Reproduce verbatim the stretch of records from the line containing "share-cell: 1. 18% (465, 332, 535, 355)" through the line containing "dn-size: 1 200 (163, 647, 220, 670)", with both of those lines included.

[Bounding box entries]
================

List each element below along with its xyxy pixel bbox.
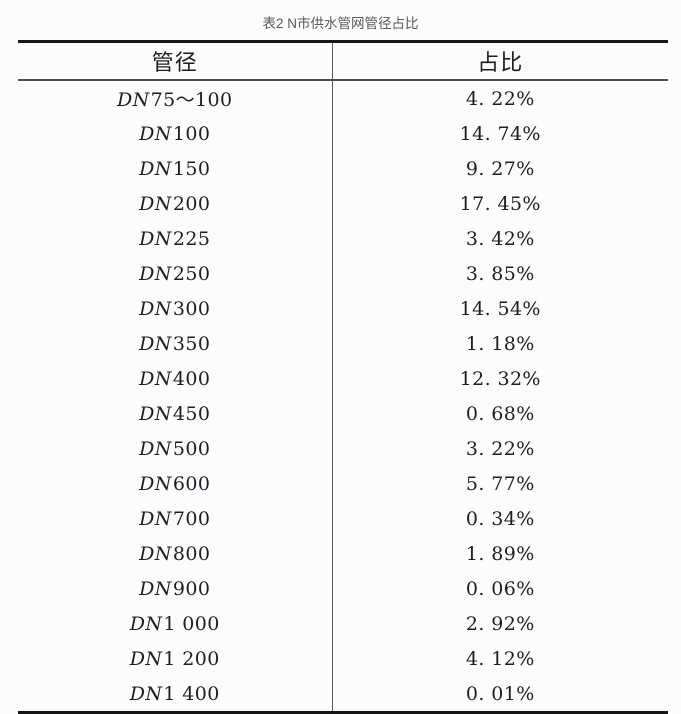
share-cell: 1. 18% (465, 332, 535, 355)
share-cell: 17. 45% (459, 192, 541, 215)
dn-size: 1 000 (163, 612, 220, 635)
dn-prefix: DN (139, 367, 172, 390)
table-row: DN600 5. 77% (18, 466, 668, 501)
dn-prefix: DN (139, 332, 172, 355)
table-row: DN1 200 4. 12% (18, 641, 668, 676)
dn-prefix: DN (129, 612, 163, 635)
dn-prefix: DN (139, 472, 172, 495)
diameter-cell: DN250 (18, 256, 333, 291)
dn-size: 700 (172, 507, 211, 530)
dn-prefix: DN (129, 647, 163, 670)
share-cell: 14. 54% (459, 297, 541, 320)
diameter-cell: DN800 (18, 536, 333, 571)
dn-size: 1 400 (163, 682, 220, 705)
table-row: DN900 0. 06% (18, 571, 668, 606)
dn-size: 600 (172, 472, 211, 495)
diameter-cell: DN100 (18, 116, 333, 151)
diameter-cell: DN1 400 (18, 676, 333, 713)
dn-prefix: DN (139, 542, 172, 565)
table-row: DN400 12. 32% (18, 361, 668, 396)
diameter-cell: DN1 000 (18, 606, 333, 641)
dn-size: 1 200 (163, 647, 220, 670)
diameter-cell: DN300 (18, 291, 333, 326)
diameter-cell: DN500 (18, 431, 333, 466)
dn-prefix: DN (139, 402, 172, 425)
share-cell: 4. 12% (465, 647, 535, 670)
table-caption: 表2 N市供水管网管径占比 (262, 16, 419, 31)
header-diameter: 管径 (18, 41, 333, 81)
share-cell: 0. 68% (465, 402, 535, 425)
diameter-cell: DN200 (18, 186, 333, 221)
share-cell: 4. 22% (465, 87, 535, 110)
dn-prefix: DN (139, 297, 172, 320)
table-row: DN350 1. 18% (18, 326, 668, 361)
table-row: DN200 17. 45% (18, 186, 668, 221)
table-row: DN1 000 2. 92% (18, 606, 668, 641)
dn-size: 225 (172, 227, 211, 250)
share-cell: 3. 22% (465, 437, 535, 460)
share-cell: 3. 42% (465, 227, 535, 250)
table-row: DN1 400 0. 01% (18, 676, 668, 713)
table-row: DN250 3. 85% (18, 256, 668, 291)
diameter-cell: DN225 (18, 221, 333, 256)
table-row: DN225 3. 42% (18, 221, 668, 256)
dn-size: 900 (172, 577, 211, 600)
diameter-cell: DN75～100 (18, 80, 333, 116)
share-cell: 3. 85% (465, 262, 535, 285)
share-cell: 12. 32% (459, 367, 541, 390)
pipe-diameter-share-table: 管径 占比 DN75～100 4. 22% DN100 14. 74% DN15… (18, 40, 668, 714)
dn-size: 200 (172, 192, 211, 215)
dn-prefix: DN (139, 157, 172, 180)
table-row: DN300 14. 54% (18, 291, 668, 326)
dn-prefix: DN (139, 577, 172, 600)
share-cell: 0. 01% (465, 682, 535, 705)
dn-size: 75～100 (150, 89, 233, 111)
dn-size: 250 (172, 262, 211, 285)
dn-size: 350 (172, 332, 211, 355)
share-cell: 0. 06% (465, 577, 535, 600)
dn-size: 500 (172, 437, 211, 460)
dn-size: 150 (172, 157, 211, 180)
table-row: DN800 1. 89% (18, 536, 668, 571)
dn-prefix: DN (139, 227, 172, 250)
share-cell: 5. 77% (465, 472, 535, 495)
dn-prefix: DN (139, 262, 172, 285)
share-cell: 9. 27% (465, 157, 535, 180)
diameter-cell: DN450 (18, 396, 333, 431)
table-row: DN500 3. 22% (18, 431, 668, 466)
dn-size: 400 (172, 367, 211, 390)
table-row: DN100 14. 74% (18, 116, 668, 151)
share-cell: 14. 74% (459, 122, 541, 145)
diameter-cell: DN600 (18, 466, 333, 501)
dn-prefix: DN (116, 89, 150, 111)
dn-prefix: DN (129, 682, 163, 705)
share-cell: 0. 34% (465, 507, 535, 530)
dn-prefix: DN (139, 122, 172, 145)
diameter-cell: DN400 (18, 361, 333, 396)
diameter-cell: DN700 (18, 501, 333, 536)
dn-prefix: DN (139, 437, 172, 460)
table-row: DN700 0. 34% (18, 501, 668, 536)
dn-size: 300 (172, 297, 211, 320)
header-row: 管径 占比 (18, 41, 668, 81)
table-row: DN450 0. 68% (18, 396, 668, 431)
table-row: DN75～100 4. 22% (18, 80, 668, 116)
diameter-cell: DN350 (18, 326, 333, 361)
diameter-cell: DN900 (18, 571, 333, 606)
dn-prefix: DN (139, 192, 172, 215)
diameter-cell: DN150 (18, 151, 333, 186)
diameter-cell: DN1 200 (18, 641, 333, 676)
header-share: 占比 (332, 41, 668, 81)
dn-size: 100 (172, 122, 211, 145)
dn-size: 450 (172, 402, 211, 425)
share-cell: 1. 89% (465, 542, 535, 565)
dn-size: 800 (172, 542, 211, 565)
share-cell: 2. 92% (465, 612, 535, 635)
table-row: DN150 9. 27% (18, 151, 668, 186)
dn-prefix: DN (139, 507, 172, 530)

================

Solution to this problem:
share-cell: 1. 18% (465, 332, 535, 355)
share-cell: 17. 45% (459, 192, 541, 215)
dn-size: 1 000 (163, 612, 220, 635)
dn-prefix: DN (139, 367, 172, 390)
table-row: DN600 5. 77% (18, 466, 668, 501)
dn-prefix: DN (139, 332, 172, 355)
table-row: DN1 200 4. 12% (18, 641, 668, 676)
dn-prefix: DN (129, 612, 163, 635)
dn-prefix: DN (139, 472, 172, 495)
diameter-cell: DN250 (18, 256, 333, 291)
dn-size: 700 (172, 507, 211, 530)
dn-prefix: DN (129, 647, 163, 670)
share-cell: 14. 54% (459, 297, 541, 320)
diameter-cell: DN800 (18, 536, 333, 571)
dn-size: 1 400 (163, 682, 220, 705)
table-row: DN900 0. 06% (18, 571, 668, 606)
dn-size: 600 (172, 472, 211, 495)
diameter-cell: DN100 (18, 116, 333, 151)
diameter-cell: DN1 400 (18, 676, 333, 713)
dn-prefix: DN (139, 542, 172, 565)
table-row: DN400 12. 32% (18, 361, 668, 396)
diameter-cell: DN1 000 (18, 606, 333, 641)
dn-size: 1 200 (163, 647, 220, 670)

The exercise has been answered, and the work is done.